Dataset entries
━━━━━━━━━━━━━━━━━━━━━━━━━━━━━━
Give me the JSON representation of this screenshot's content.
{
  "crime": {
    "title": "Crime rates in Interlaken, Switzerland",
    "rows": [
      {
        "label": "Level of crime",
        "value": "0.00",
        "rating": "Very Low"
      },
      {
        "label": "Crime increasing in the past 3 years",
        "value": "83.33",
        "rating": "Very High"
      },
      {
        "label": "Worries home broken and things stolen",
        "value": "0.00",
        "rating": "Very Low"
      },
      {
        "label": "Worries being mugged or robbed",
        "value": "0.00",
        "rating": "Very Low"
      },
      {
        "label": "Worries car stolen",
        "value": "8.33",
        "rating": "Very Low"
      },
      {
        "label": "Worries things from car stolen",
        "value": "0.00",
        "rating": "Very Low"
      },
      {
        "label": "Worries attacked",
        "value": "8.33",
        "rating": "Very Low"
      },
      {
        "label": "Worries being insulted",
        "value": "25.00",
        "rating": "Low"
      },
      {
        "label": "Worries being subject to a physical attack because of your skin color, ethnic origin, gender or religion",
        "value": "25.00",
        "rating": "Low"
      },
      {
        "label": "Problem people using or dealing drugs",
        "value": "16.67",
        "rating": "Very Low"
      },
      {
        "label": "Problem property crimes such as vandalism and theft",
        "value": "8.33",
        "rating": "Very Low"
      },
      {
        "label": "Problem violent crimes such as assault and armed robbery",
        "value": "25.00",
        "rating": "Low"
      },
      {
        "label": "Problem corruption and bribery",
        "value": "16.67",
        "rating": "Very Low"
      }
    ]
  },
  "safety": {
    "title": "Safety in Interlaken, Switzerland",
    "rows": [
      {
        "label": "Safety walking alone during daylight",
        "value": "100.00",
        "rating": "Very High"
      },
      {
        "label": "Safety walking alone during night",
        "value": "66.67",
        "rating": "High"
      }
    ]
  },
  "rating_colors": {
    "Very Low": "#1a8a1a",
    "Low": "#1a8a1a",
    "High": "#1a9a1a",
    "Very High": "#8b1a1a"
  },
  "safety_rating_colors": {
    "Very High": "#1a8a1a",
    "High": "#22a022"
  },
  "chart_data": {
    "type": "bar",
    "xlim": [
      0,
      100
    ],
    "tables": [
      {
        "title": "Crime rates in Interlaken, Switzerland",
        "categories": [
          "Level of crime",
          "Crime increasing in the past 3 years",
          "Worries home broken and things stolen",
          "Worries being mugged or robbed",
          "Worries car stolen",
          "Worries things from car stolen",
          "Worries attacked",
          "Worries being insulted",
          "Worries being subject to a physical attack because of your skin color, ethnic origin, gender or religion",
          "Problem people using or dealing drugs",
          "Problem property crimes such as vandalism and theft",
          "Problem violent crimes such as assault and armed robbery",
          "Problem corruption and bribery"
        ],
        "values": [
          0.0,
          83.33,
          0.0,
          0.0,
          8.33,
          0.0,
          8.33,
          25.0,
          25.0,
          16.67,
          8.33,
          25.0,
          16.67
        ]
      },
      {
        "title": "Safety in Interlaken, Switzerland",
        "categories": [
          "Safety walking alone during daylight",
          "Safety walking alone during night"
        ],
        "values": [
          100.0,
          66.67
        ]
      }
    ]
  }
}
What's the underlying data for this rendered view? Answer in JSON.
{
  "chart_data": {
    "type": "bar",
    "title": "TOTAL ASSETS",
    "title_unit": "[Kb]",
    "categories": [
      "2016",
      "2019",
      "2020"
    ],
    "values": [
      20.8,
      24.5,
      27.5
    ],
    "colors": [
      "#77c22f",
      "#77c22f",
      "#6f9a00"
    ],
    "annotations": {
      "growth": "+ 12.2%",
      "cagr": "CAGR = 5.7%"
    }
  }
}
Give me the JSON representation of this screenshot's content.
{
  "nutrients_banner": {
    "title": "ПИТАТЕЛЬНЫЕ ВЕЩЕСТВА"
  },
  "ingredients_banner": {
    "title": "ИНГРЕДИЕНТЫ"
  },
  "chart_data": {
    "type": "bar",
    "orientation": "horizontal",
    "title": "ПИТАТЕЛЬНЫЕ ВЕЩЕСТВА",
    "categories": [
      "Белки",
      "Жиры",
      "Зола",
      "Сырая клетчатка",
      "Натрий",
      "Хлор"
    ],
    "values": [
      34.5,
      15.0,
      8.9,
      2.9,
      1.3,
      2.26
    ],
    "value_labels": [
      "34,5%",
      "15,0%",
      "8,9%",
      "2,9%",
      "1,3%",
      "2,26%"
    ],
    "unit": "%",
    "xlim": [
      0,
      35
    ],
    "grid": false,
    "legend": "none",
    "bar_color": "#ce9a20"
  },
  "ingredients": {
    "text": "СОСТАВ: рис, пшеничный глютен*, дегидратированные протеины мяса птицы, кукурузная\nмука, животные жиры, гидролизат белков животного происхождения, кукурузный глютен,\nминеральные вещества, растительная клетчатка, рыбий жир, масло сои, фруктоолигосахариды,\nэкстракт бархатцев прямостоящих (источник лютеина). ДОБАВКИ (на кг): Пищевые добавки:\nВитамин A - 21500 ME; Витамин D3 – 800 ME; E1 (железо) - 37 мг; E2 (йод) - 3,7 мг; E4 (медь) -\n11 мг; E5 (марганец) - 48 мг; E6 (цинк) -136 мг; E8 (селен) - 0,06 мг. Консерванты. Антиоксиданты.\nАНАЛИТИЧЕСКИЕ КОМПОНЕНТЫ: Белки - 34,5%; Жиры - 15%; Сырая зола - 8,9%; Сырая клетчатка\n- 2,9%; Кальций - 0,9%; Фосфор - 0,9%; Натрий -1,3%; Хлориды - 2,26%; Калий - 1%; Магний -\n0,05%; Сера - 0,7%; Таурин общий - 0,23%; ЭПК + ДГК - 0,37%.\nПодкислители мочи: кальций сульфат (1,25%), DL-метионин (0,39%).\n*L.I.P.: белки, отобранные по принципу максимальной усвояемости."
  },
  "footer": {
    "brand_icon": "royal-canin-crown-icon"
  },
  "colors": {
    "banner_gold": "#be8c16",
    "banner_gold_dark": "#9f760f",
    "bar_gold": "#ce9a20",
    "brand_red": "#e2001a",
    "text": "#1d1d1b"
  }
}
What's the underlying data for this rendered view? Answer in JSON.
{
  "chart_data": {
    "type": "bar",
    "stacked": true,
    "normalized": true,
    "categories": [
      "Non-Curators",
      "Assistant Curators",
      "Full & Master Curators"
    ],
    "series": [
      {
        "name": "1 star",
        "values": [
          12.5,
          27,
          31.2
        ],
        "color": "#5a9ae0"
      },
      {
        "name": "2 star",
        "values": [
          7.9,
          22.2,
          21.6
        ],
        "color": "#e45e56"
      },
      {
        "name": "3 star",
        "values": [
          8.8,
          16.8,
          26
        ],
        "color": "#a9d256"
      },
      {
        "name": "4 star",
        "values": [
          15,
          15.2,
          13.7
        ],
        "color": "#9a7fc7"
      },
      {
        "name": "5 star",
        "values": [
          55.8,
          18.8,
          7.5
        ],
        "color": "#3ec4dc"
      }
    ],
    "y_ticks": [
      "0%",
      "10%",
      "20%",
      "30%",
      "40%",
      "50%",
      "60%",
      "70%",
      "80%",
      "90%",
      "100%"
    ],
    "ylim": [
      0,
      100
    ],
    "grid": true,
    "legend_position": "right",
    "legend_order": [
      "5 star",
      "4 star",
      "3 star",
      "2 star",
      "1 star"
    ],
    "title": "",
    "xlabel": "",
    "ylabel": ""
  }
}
━━━━━━━━━━━━━━━━━━━━━━━━━━━━━━
Set exercise
Above are the records; copy every line in them that holds the word "subject".

Answer to the problem
        "label": "Worries being subject to a physical attack because of your skin color, ethnic origin, gender or religion",
          "Worries being subject to a physical attack because of your skin color, ethnic origin, gender or religion",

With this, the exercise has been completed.